(Data records)
+--

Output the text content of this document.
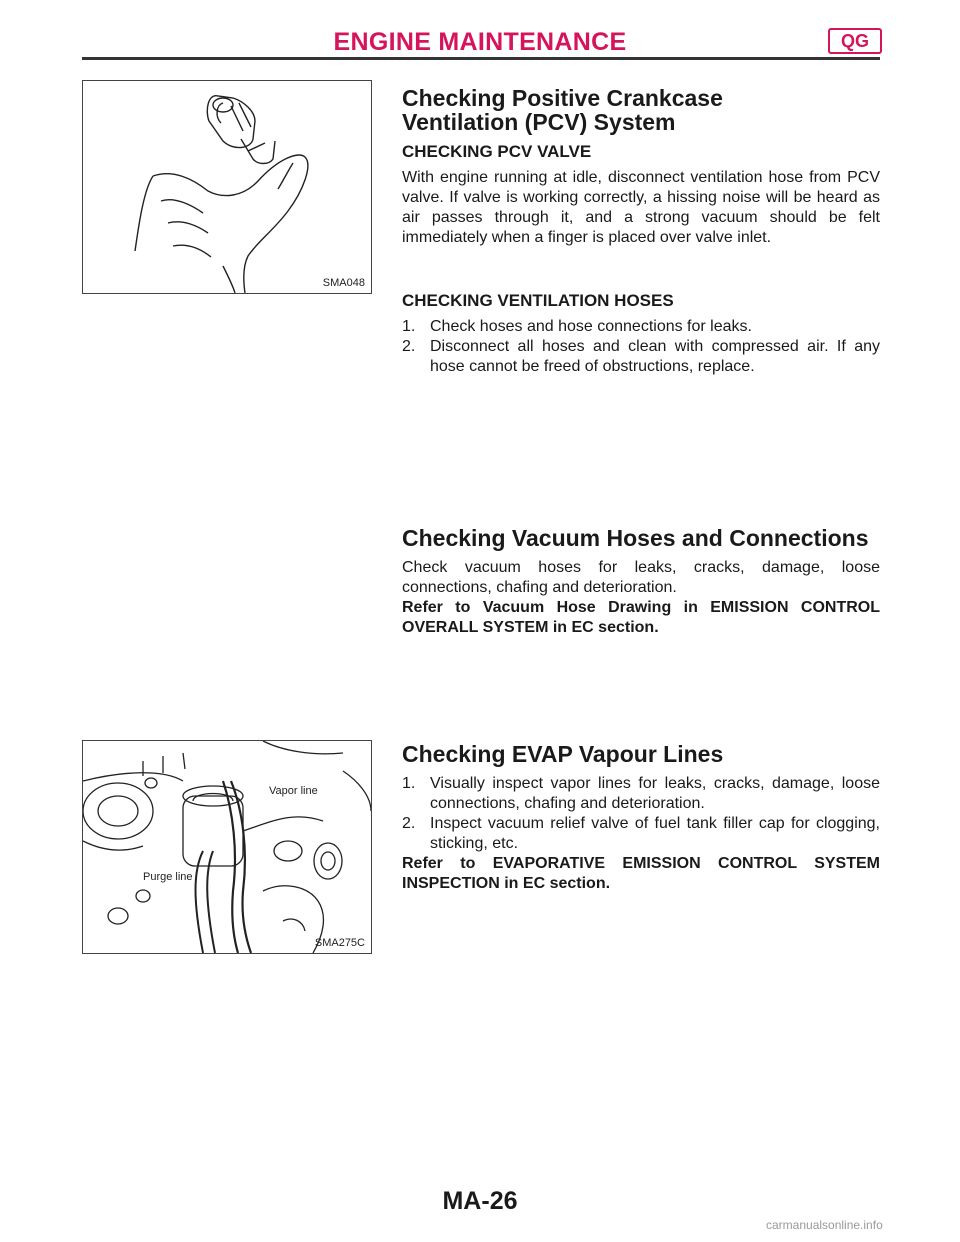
ENGINE MAINTENANCE	QG
SMA048
Checking Positive Crankcase Ventilation (PCV) System
CHECKING PCV VALVE

With engine running at idle, disconnect ventilation hose from PCV valve. If valve is working correctly, a hissing noise will be heard as air passes through it, and a strong vacuum should be felt immediately when a finger is placed over valve inlet.

CHECKING VENTILATION HOSES
1. Check hoses and hose connections for leaks.
2. Disconnect all hoses and clean with compressed air. If any hose cannot be freed of obstructions, replace.
Checking Vacuum Hoses and Connections

Check vacuum hoses for leaks, cracks, damage, loose connections, chafing and deterioration.

Refer to Vacuum Hose Drawing in EMISSION CONTROL OVERALL SYSTEM in EC section.

Vapor line
Purge line
SMA275C
Checking EVAP Vapour Lines
1. Visually inspect vapor lines for leaks, cracks, damage, loose connections, chafing and deterioration.
2. Inspect vacuum relief valve of fuel tank filler cap for clogging, sticking, etc.

Refer to EVAPORATIVE EMISSION CONTROL SYSTEM INSPECTION in EC section.

MA-26
carmanualsonline.info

+--

Exercise task: All the material shown above is to be copied exactly, with no pictures carried over.

Full response:
Output the text content of this document.
ENGINE MAINTENANCE	QG
SMA048
Checking Positive Crankcase Ventilation (PCV) System
CHECKING PCV VALVE

With engine running at idle, disconnect ventilation hose from PCV valve. If valve is working correctly, a hissing noise will be heard as air passes through it, and a strong vacuum should be felt immediately when a finger is placed over valve inlet.

CHECKING VENTILATION HOSES
1. Check hoses and hose connections for leaks.
2. Disconnect all hoses and clean with compressed air. If any hose cannot be freed of obstructions, replace.
Checking Vacuum Hoses and Connections

Check vacuum hoses for leaks, cracks, damage, loose connections, chafing and deterioration.

Refer to Vacuum Hose Drawing in EMISSION CONTROL OVERALL SYSTEM in EC section.

Vapor line
Purge line
SMA275C
Checking EVAP Vapour Lines
1. Visually inspect vapor lines for leaks, cracks, damage, loose connections, chafing and deterioration.
2. Inspect vacuum relief valve of fuel tank filler cap for clogging, sticking, etc.

Refer to EVAPORATIVE EMISSION CONTROL SYSTEM INSPECTION in EC section.

MA-26
carmanualsonline.info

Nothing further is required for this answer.